Exercise prompt: Gather every line from the entries below that includes "Test".

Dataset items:

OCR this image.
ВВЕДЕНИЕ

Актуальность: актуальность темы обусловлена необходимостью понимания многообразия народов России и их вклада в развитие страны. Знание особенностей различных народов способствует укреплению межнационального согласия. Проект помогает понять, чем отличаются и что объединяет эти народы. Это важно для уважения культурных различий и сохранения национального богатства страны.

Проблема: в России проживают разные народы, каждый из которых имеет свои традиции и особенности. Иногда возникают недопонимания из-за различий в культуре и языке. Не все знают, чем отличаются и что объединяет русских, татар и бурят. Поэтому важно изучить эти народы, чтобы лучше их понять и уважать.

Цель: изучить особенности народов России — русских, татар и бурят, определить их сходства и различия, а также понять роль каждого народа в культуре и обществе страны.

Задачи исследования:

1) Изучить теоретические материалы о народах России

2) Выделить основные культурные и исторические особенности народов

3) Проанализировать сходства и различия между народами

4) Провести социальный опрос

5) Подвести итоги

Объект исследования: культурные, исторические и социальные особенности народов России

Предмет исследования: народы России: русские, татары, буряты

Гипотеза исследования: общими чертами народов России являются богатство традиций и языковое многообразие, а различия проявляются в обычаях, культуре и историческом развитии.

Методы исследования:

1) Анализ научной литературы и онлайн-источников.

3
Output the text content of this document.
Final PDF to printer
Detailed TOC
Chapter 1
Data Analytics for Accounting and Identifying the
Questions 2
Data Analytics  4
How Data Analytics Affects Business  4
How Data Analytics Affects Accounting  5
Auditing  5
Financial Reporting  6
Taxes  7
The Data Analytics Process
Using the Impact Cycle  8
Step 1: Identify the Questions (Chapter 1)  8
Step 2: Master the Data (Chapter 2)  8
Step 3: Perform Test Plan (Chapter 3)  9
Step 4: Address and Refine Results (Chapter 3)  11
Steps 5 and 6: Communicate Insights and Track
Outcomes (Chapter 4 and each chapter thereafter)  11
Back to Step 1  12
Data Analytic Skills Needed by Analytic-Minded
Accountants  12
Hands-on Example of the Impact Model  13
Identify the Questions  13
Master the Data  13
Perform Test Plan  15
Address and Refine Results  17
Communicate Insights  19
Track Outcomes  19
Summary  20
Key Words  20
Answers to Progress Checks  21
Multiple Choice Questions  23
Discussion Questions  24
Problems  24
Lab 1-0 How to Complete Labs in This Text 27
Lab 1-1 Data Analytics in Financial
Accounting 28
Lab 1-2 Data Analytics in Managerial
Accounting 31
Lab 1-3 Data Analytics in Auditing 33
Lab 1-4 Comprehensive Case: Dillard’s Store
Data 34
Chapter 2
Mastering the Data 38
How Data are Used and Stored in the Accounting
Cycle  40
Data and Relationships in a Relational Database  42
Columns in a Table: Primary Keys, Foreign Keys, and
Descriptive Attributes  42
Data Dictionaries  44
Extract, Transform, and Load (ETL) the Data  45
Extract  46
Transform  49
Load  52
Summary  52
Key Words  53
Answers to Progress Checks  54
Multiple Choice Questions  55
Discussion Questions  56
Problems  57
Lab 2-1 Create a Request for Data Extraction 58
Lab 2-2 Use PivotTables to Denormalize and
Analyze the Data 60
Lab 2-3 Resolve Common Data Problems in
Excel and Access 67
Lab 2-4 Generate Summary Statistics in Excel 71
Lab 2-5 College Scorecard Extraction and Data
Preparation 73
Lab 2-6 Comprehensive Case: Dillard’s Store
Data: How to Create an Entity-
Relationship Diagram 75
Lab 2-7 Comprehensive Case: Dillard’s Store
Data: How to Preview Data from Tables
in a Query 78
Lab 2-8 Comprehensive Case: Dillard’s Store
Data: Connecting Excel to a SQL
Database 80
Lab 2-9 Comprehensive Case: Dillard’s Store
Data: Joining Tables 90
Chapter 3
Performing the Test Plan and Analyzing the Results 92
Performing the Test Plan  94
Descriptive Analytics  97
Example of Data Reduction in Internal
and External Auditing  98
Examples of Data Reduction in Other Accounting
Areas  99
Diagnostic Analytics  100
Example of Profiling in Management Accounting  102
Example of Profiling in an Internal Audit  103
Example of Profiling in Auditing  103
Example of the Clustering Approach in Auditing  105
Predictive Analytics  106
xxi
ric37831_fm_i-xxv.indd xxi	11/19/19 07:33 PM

Written response:
Step 3: Perform Test Plan (Chapter 3)  9
Perform Test Plan  15
Performing the Test Plan and Analyzing the Results 92
Performing the Test Plan  94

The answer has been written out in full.